### Problem to solve
Provide only the number of lines in the listing that contain the string "JSON".

### Data extract
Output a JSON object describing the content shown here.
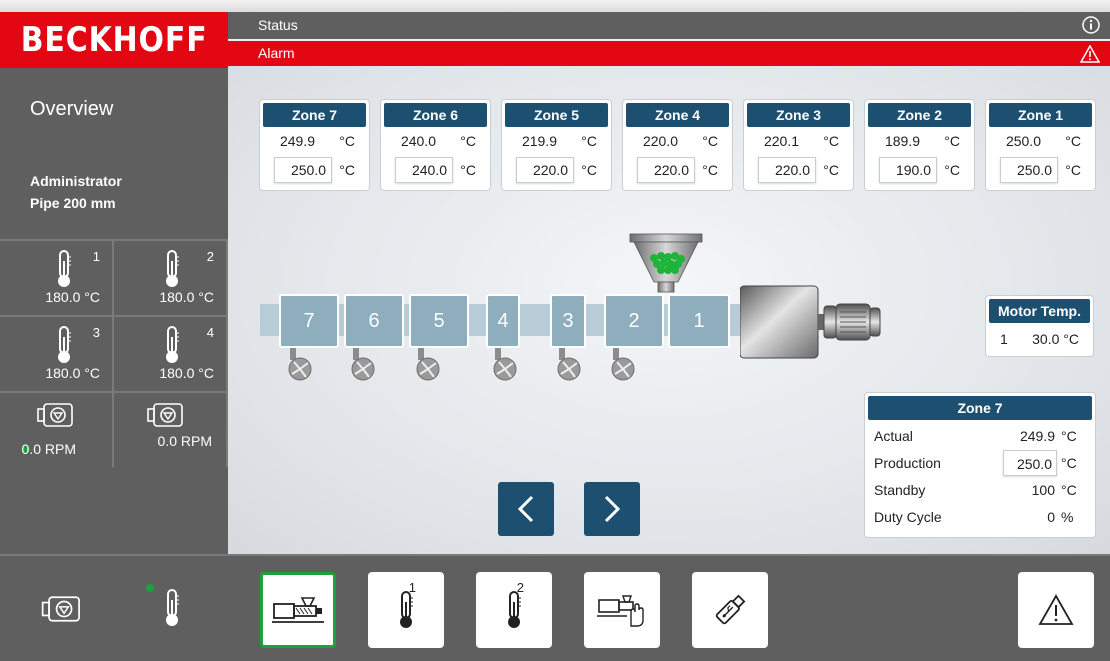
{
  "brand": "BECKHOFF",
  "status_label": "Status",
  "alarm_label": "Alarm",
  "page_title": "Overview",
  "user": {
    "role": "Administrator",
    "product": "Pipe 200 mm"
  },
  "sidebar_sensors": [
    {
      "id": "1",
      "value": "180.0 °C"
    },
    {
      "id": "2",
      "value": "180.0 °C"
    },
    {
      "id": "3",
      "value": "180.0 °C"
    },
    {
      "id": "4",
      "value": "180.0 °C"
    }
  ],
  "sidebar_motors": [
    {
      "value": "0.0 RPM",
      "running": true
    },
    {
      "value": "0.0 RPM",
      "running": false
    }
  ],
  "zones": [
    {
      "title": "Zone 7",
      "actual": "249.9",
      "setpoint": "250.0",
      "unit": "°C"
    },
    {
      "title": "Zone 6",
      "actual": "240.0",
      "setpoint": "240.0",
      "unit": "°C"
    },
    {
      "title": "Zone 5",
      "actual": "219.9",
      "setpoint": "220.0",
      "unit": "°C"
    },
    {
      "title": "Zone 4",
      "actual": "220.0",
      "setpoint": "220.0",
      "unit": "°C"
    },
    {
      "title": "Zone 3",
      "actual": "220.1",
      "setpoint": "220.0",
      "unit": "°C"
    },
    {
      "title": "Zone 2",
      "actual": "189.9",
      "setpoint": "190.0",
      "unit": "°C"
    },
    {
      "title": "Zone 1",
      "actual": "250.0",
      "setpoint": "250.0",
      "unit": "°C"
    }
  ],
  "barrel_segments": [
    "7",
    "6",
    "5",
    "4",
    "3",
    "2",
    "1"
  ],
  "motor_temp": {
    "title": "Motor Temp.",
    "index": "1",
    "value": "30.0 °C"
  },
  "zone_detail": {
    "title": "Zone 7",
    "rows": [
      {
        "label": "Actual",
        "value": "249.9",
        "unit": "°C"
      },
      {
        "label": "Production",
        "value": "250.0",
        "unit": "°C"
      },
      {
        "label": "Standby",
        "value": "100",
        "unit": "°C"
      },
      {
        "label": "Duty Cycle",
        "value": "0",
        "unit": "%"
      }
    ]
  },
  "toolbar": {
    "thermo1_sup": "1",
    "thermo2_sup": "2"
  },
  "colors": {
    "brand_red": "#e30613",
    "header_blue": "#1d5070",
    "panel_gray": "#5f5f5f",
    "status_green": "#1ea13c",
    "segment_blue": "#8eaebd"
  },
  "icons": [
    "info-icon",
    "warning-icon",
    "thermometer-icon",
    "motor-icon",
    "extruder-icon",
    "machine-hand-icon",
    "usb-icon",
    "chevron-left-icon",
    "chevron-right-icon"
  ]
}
==
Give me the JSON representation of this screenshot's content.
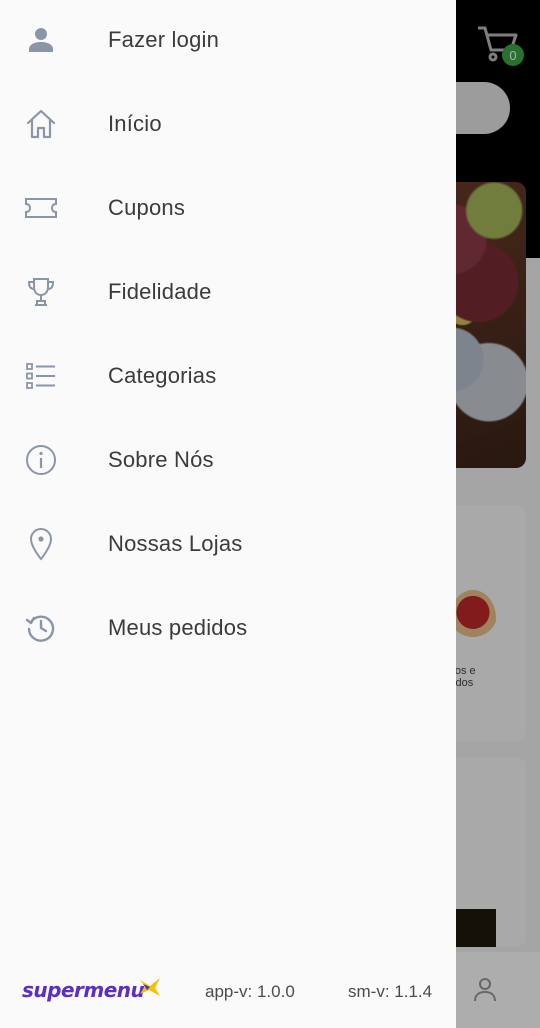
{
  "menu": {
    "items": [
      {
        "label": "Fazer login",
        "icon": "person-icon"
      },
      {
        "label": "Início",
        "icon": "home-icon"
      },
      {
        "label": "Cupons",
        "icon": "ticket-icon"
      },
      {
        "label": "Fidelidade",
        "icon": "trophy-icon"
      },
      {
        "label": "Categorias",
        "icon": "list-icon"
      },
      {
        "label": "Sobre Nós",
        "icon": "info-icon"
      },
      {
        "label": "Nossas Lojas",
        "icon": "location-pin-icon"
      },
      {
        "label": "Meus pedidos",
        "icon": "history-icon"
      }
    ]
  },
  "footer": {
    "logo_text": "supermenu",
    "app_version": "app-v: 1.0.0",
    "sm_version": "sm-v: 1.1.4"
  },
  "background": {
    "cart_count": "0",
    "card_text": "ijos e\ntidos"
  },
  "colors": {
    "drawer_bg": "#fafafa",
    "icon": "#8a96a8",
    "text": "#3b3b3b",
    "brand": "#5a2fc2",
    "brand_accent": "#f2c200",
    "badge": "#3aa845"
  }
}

### Answer below
2